===== RECORDS PROVIDED =====
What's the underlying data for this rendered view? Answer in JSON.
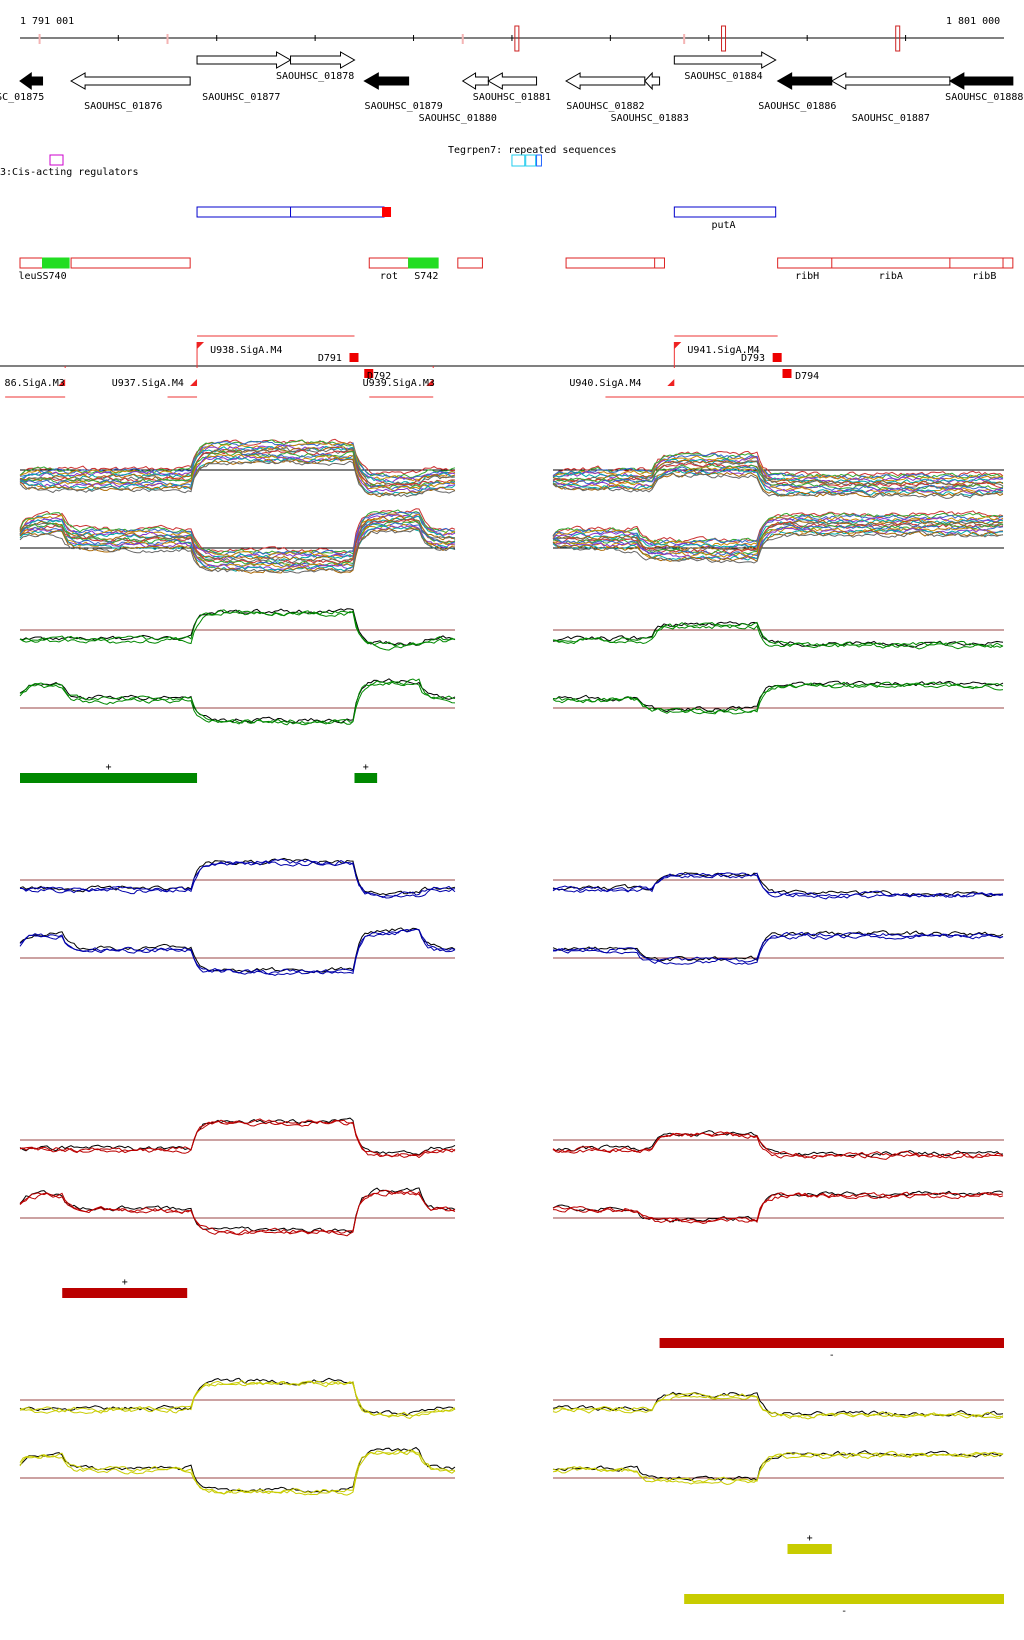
{
  "ruler": {
    "start_label": "1 791 001",
    "end_label": "1 801 000",
    "start": 1791001,
    "end": 1801000,
    "tick_interval": 1000,
    "red_marks": [
      1798150,
      1796050,
      1799920
    ],
    "pink_marks": [
      1791200,
      1792500,
      1797750,
      1795500
    ]
  },
  "genes": [
    {
      "name": "SAOUHSC_01875",
      "start": 1791001,
      "end": 1791230,
      "strand": "-",
      "filled": true,
      "label_row": 0,
      "label_at": 1790850
    },
    {
      "name": "SAOUHSC_01876",
      "start": 1791520,
      "end": 1792730,
      "strand": "-",
      "filled": false,
      "label_row": 1,
      "label_at": 1792050
    },
    {
      "name": "SAOUHSC_01877",
      "start": 1792800,
      "end": 1793750,
      "strand": "+",
      "filled": false,
      "label_row": 0,
      "label_at": 1793250
    },
    {
      "name": "SAOUHSC_01878",
      "start": 1793750,
      "end": 1794400,
      "strand": "+",
      "filled": false,
      "label_row": -1,
      "label_at": 1794000
    },
    {
      "name": "SAOUHSC_01879",
      "start": 1794500,
      "end": 1794950,
      "strand": "-",
      "filled": true,
      "label_row": 1,
      "label_at": 1794900
    },
    {
      "name": "SAOUHSC_01880",
      "start": 1795500,
      "end": 1795760,
      "strand": "-",
      "filled": false,
      "label_row": 2,
      "label_at": 1795450
    },
    {
      "name": "SAOUHSC_01881",
      "start": 1795760,
      "end": 1796250,
      "strand": "-",
      "filled": false,
      "label_row": 0,
      "label_at": 1796000
    },
    {
      "name": "SAOUHSC_01882",
      "start": 1796550,
      "end": 1797350,
      "strand": "-",
      "filled": false,
      "label_row": 1,
      "label_at": 1796950
    },
    {
      "name": "SAOUHSC_01883",
      "start": 1797350,
      "end": 1797500,
      "strand": "-",
      "filled": false,
      "label_row": 2,
      "label_at": 1797400
    },
    {
      "name": "SAOUHSC_01884",
      "start": 1797650,
      "end": 1798680,
      "strand": "+",
      "filled": false,
      "label_row": -1,
      "label_at": 1798150
    },
    {
      "name": "SAOUHSC_01886",
      "start": 1798700,
      "end": 1799250,
      "strand": "-",
      "filled": true,
      "label_row": 1,
      "label_at": 1798900
    },
    {
      "name": "SAOUHSC_01887",
      "start": 1799250,
      "end": 1800450,
      "strand": "-",
      "filled": false,
      "label_row": 2,
      "label_at": 1799850
    },
    {
      "name": "SAOUHSC_01888",
      "start": 1800450,
      "end": 1801090,
      "strand": "-",
      "filled": true,
      "label_row": 0,
      "label_at": 1800800
    }
  ],
  "cis_regulators": {
    "legend_label": "3:Cis-acting regulators",
    "repeat_label": "Tegrpen7: repeated sequences",
    "repeats": [
      {
        "start": 1796000,
        "end": 1796130,
        "color": "#22ccee"
      },
      {
        "start": 1796140,
        "end": 1796240,
        "color": "#22ccee"
      },
      {
        "start": 1796250,
        "end": 1796300,
        "color": "#2266ff"
      }
    ]
  },
  "operons": [
    {
      "start": 1792800,
      "end": 1794700,
      "color": "#0000cc",
      "divider": 1793750,
      "end_mark": true
    },
    {
      "start": 1797650,
      "end": 1798680,
      "color": "#0000cc",
      "label": "putA",
      "label_at": 1798150
    }
  ],
  "annotations": [
    {
      "start": 1791001,
      "end": 1791230,
      "color": "#dd2222"
    },
    {
      "start": 1791230,
      "end": 1791500,
      "color": "#22dd22",
      "fill": true
    },
    {
      "start": 1791520,
      "end": 1792730,
      "color": "#dd2222"
    },
    {
      "start": 1794550,
      "end": 1794950,
      "color": "#dd2222"
    },
    {
      "start": 1794950,
      "end": 1795250,
      "color": "#22dd22",
      "fill": true
    },
    {
      "start": 1795450,
      "end": 1795700,
      "color": "#dd2222"
    },
    {
      "start": 1796550,
      "end": 1797550,
      "color": "#dd2222",
      "divider": 1797450
    },
    {
      "start": 1798700,
      "end": 1801090,
      "color": "#dd2222",
      "divider": [
        1799250,
        1800450,
        1800990
      ]
    }
  ],
  "annotation_labels": [
    {
      "text": "leuSS740",
      "at": 1791230
    },
    {
      "text": "rot",
      "at": 1794750
    },
    {
      "text": "S742",
      "at": 1795130
    },
    {
      "text": "ribH",
      "at": 1799000
    },
    {
      "text": "ribA",
      "at": 1799850
    },
    {
      "text": "ribB",
      "at": 1800800
    }
  ],
  "tus": [
    {
      "text": "86.SigA.M3",
      "start": 1790850,
      "end": 1791460,
      "strand": "-",
      "label_at": 1791150
    },
    {
      "text": "U937.SigA.M4",
      "start": 1792500,
      "end": 1792800,
      "strand": "-",
      "label_at": 1792300
    },
    {
      "text": "U938.SigA.M4",
      "start": 1792800,
      "end": 1794400,
      "strand": "+",
      "label_at": 1793300
    },
    {
      "text": "D791",
      "at": 1794400,
      "strand": "+",
      "label_at": 1794150
    },
    {
      "text": "D792",
      "at": 1794550,
      "strand": "-",
      "label_at": 1794650
    },
    {
      "text": "U939.SigA.M3",
      "start": 1794550,
      "end": 1795200,
      "strand": "-",
      "label_at": 1794850
    },
    {
      "text": "U940.SigA.M4",
      "start": 1796950,
      "end": 1797650,
      "strand": "-",
      "label_at": 1796950
    },
    {
      "text": "U941.SigA.M4",
      "start": 1797650,
      "end": 1798700,
      "strand": "+",
      "label_at": 1798150
    },
    {
      "text": "D793",
      "at": 1798700,
      "strand": "+",
      "label_at": 1798450
    },
    {
      "text": "D794",
      "at": 1798800,
      "strand": "-",
      "label_at": 1799000
    }
  ],
  "tracks": [
    {
      "id": "all-conditions",
      "color": "multi"
    },
    {
      "id": "green-condition",
      "color": "#008800"
    },
    {
      "id": "blue-condition",
      "color": "#0000aa"
    },
    {
      "id": "red-condition",
      "color": "#bb0000"
    },
    {
      "id": "yellow-condition",
      "color": "#c8cc00"
    }
  ],
  "segments": [
    {
      "track": "green-condition",
      "start": 1791001,
      "end": 1792800,
      "strand": "+",
      "label": "+"
    },
    {
      "track": "green-condition",
      "start": 1794400,
      "end": 1794630,
      "strand": "+",
      "label": "+"
    },
    {
      "track": "red-condition",
      "start": 1791430,
      "end": 1792700,
      "strand": "+",
      "label": "+"
    },
    {
      "track": "red-condition",
      "start": 1797500,
      "end": 1801000,
      "strand": "-",
      "label": "-"
    },
    {
      "track": "yellow-condition",
      "start": 1798800,
      "end": 1799250,
      "strand": "+",
      "label": "+"
    },
    {
      "track": "yellow-condition",
      "start": 1797750,
      "end": 1801000,
      "strand": "-",
      "label": "-"
    }
  ]
}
=====
Find each line above that contains "divider", and copy those lines.

      "divider": 1793750,
      "divider": 1797450
      "divider": [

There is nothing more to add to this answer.